Stored items from a collection:
+--
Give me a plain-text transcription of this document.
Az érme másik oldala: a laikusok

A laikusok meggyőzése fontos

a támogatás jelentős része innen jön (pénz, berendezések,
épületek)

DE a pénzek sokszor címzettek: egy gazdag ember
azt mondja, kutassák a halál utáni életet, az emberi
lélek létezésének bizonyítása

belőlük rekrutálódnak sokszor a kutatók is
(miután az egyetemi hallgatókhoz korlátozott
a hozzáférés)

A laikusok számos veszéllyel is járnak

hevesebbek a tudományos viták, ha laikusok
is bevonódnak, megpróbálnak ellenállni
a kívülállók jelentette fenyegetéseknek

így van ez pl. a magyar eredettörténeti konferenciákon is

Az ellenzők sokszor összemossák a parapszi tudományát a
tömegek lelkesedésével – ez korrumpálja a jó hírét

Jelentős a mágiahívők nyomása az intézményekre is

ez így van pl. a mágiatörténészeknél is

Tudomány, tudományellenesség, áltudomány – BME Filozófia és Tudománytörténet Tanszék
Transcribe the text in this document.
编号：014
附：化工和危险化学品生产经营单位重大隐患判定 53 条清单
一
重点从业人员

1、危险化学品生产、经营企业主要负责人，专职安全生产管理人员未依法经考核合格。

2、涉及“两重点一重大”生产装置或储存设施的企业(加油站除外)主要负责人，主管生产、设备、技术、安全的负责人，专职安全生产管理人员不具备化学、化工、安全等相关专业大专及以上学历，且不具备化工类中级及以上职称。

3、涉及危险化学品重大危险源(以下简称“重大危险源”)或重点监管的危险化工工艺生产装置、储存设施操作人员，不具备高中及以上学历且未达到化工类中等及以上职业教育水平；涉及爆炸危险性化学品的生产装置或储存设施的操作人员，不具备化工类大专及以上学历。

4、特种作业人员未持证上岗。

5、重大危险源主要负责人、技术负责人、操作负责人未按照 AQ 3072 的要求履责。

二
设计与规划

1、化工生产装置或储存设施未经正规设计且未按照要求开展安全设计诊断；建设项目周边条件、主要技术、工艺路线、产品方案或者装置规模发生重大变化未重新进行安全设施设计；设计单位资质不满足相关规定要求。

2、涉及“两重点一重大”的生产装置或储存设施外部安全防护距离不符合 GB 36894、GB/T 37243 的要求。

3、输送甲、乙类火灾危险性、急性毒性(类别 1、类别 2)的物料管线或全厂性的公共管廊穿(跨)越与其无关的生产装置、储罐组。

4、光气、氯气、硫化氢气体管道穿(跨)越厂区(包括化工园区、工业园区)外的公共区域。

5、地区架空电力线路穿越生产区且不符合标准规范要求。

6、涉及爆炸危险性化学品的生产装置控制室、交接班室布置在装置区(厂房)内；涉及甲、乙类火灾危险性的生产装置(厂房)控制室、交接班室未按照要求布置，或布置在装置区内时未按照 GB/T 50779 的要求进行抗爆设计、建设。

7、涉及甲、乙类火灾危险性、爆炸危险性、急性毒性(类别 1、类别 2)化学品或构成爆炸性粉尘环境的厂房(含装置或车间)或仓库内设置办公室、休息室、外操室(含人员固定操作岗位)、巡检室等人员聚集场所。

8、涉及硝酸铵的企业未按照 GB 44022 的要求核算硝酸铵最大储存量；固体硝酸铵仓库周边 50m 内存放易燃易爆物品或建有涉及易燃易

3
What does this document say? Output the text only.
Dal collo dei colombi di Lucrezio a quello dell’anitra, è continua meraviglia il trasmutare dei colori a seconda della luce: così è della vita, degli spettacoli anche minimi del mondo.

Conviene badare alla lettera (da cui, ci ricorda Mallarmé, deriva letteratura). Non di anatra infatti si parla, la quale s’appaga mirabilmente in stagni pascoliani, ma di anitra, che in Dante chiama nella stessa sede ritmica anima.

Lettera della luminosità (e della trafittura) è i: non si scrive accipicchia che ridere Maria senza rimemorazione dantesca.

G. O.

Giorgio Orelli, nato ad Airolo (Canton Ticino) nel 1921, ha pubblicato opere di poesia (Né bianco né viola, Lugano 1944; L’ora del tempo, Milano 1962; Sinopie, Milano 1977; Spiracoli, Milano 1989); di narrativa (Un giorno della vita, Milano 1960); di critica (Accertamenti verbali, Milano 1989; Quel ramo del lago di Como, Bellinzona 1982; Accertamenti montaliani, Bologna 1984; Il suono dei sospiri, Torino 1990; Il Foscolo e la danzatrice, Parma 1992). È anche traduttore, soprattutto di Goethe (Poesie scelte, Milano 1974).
+--
**Work to complete**
Using the entries above, return each line in which the word "text" occurs.

**Output of the task**
Give me a plain-text transcription of this document.
Transcribe the text in this document.
What does this document say? Output the text only.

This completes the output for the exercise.